• _WHAT IS REQUIRED_:
Print the data that follows exactly.

• _THE RECORDS_:
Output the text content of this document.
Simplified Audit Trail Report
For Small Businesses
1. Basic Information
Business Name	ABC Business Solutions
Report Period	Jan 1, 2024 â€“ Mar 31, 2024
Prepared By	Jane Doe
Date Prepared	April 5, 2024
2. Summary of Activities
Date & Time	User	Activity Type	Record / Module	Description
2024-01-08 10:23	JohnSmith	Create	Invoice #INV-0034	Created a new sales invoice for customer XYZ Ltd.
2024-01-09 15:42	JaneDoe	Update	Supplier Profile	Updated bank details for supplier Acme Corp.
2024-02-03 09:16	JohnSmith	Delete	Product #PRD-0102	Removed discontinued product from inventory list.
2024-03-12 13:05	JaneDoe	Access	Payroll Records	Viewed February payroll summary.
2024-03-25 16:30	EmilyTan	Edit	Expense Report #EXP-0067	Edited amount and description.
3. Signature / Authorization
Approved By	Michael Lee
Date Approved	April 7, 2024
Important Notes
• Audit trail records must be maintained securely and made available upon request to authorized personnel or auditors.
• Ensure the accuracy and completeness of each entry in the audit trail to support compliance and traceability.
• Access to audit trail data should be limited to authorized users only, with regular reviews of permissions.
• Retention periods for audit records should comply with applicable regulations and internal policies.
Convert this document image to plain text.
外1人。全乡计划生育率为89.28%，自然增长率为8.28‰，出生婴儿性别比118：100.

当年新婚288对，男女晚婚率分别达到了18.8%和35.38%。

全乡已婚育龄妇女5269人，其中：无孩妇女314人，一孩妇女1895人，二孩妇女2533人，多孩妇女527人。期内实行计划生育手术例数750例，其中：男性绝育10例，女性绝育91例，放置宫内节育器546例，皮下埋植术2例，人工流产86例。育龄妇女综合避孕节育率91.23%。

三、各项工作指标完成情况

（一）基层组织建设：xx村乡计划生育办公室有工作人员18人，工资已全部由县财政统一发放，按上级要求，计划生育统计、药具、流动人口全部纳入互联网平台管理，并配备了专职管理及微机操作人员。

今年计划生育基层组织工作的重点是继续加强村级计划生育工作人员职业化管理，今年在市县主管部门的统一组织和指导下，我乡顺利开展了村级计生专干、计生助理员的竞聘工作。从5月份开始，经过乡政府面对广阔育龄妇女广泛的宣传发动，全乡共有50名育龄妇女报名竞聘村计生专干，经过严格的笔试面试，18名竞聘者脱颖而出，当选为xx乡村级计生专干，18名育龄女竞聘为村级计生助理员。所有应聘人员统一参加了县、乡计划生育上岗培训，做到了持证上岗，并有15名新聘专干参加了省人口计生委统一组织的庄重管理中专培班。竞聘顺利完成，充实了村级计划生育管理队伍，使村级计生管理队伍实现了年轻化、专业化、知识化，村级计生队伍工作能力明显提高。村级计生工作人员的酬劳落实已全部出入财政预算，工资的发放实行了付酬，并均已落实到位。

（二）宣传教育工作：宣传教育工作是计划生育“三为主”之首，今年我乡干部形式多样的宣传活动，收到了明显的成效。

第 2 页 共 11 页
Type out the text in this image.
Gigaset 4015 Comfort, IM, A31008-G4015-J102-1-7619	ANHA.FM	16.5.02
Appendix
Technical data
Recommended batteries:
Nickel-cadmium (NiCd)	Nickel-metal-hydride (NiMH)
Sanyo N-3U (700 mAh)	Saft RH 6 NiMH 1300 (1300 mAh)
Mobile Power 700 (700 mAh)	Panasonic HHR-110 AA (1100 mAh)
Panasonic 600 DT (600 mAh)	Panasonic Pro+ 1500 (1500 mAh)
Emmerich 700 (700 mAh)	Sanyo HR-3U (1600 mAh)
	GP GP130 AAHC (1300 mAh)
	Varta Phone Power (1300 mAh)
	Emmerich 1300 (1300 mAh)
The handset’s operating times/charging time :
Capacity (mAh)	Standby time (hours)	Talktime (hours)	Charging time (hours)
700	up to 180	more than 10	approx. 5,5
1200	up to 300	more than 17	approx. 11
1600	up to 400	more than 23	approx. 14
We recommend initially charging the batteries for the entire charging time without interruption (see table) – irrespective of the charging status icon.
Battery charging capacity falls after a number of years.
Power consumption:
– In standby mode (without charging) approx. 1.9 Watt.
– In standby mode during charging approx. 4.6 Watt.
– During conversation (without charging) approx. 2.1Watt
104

• _EXERCISE RESPONSE_:
Output the text content of this document.
Simplified Audit Trail Report
For Small Businesses
1. Basic Information
Business Name	ABC Business Solutions
Report Period	Jan 1, 2024 â€“ Mar 31, 2024
Prepared By	Jane Doe
Date Prepared	April 5, 2024
2. Summary of Activities
Date & Time	User	Activity Type	Record / Module	Description
2024-01-08 10:23	JohnSmith	Create	Invoice #INV-0034	Created a new sales invoice for customer XYZ Ltd.
2024-01-09 15:42	JaneDoe	Update	Supplier Profile	Updated bank details for supplier Acme Corp.
2024-02-03 09:16	JohnSmith	Delete	Product #PRD-0102	Removed discontinued product from inventory list.
2024-03-12 13:05	JaneDoe	Access	Payroll Records	Viewed February payroll summary.
2024-03-25 16:30	EmilyTan	Edit	Expense Report #EXP-0067	Edited amount and description.
3. Signature / Authorization
Approved By	Michael Lee
Date Approved	April 7, 2024
Important Notes
• Audit trail records must be maintained securely and made available upon request to authorized personnel or auditors.
• Ensure the accuracy and completeness of each entry in the audit trail to support compliance and traceability.
• Access to audit trail data should be limited to authorized users only, with regular reviews of permissions.
• Retention periods for audit records should comply with applicable regulations and internal policies.
Convert this document image to plain text.
外1人。全乡计划生育率为89.28%，自然增长率为8.28‰，出生婴儿性别比118：100.

当年新婚288对，男女晚婚率分别达到了18.8%和35.38%。

全乡已婚育龄妇女5269人，其中：无孩妇女314人，一孩妇女1895人，二孩妇女2533人，多孩妇女527人。期内实行计划生育手术例数750例，其中：男性绝育10例，女性绝育91例，放置宫内节育器546例，皮下埋植术2例，人工流产86例。育龄妇女综合避孕节育率91.23%。

三、各项工作指标完成情况

（一）基层组织建设：xx村乡计划生育办公室有工作人员18人，工资已全部由县财政统一发放，按上级要求，计划生育统计、药具、流动人口全部纳入互联网平台管理，并配备了专职管理及微机操作人员。

今年计划生育基层组织工作的重点是继续加强村级计划生育工作人员职业化管理，今年在市县主管部门的统一组织和指导下，我乡顺利开展了村级计生专干、计生助理员的竞聘工作。从5月份开始，经过乡政府面对广阔育龄妇女广泛的宣传发动，全乡共有50名育龄妇女报名竞聘村计生专干，经过严格的笔试面试，18名竞聘者脱颖而出，当选为xx乡村级计生专干，18名育龄女竞聘为村级计生助理员。所有应聘人员统一参加了县、乡计划生育上岗培训，做到了持证上岗，并有15名新聘专干参加了省人口计生委统一组织的庄重管理中专培班。竞聘顺利完成，充实了村级计划生育管理队伍，使村级计生管理队伍实现了年轻化、专业化、知识化，村级计生队伍工作能力明显提高。村级计生工作人员的酬劳落实已全部出入财政预算，工资的发放实行了付酬，并均已落实到位。

（二）宣传教育工作：宣传教育工作是计划生育“三为主”之首，今年我乡干部形式多样的宣传活动，收到了明显的成效。

第 2 页 共 11 页
Type out the text in this image.
Gigaset 4015 Comfort, IM, A31008-G4015-J102-1-7619	ANHA.FM	16.5.02
Appendix
Technical data
Recommended batteries:
Nickel-cadmium (NiCd)	Nickel-metal-hydride (NiMH)
Sanyo N-3U (700 mAh)	Saft RH 6 NiMH 1300 (1300 mAh)
Mobile Power 700 (700 mAh)	Panasonic HHR-110 AA (1100 mAh)
Panasonic 600 DT (600 mAh)	Panasonic Pro+ 1500 (1500 mAh)
Emmerich 700 (700 mAh)	Sanyo HR-3U (1600 mAh)
	GP GP130 AAHC (1300 mAh)
	Varta Phone Power (1300 mAh)
	Emmerich 1300 (1300 mAh)
The handset’s operating times/charging time :
Capacity (mAh)	Standby time (hours)	Talktime (hours)	Charging time (hours)
700	up to 180	more than 10	approx. 5,5
1200	up to 300	more than 17	approx. 11
1600	up to 400	more than 23	approx. 14
We recommend initially charging the batteries for the entire charging time without interruption (see table) – irrespective of the charging status icon.
Battery charging capacity falls after a number of years.
Power consumption:
– In standby mode (without charging) approx. 1.9 Watt.
– In standby mode during charging approx. 4.6 Watt.
– During conversation (without charging) approx. 2.1Watt
104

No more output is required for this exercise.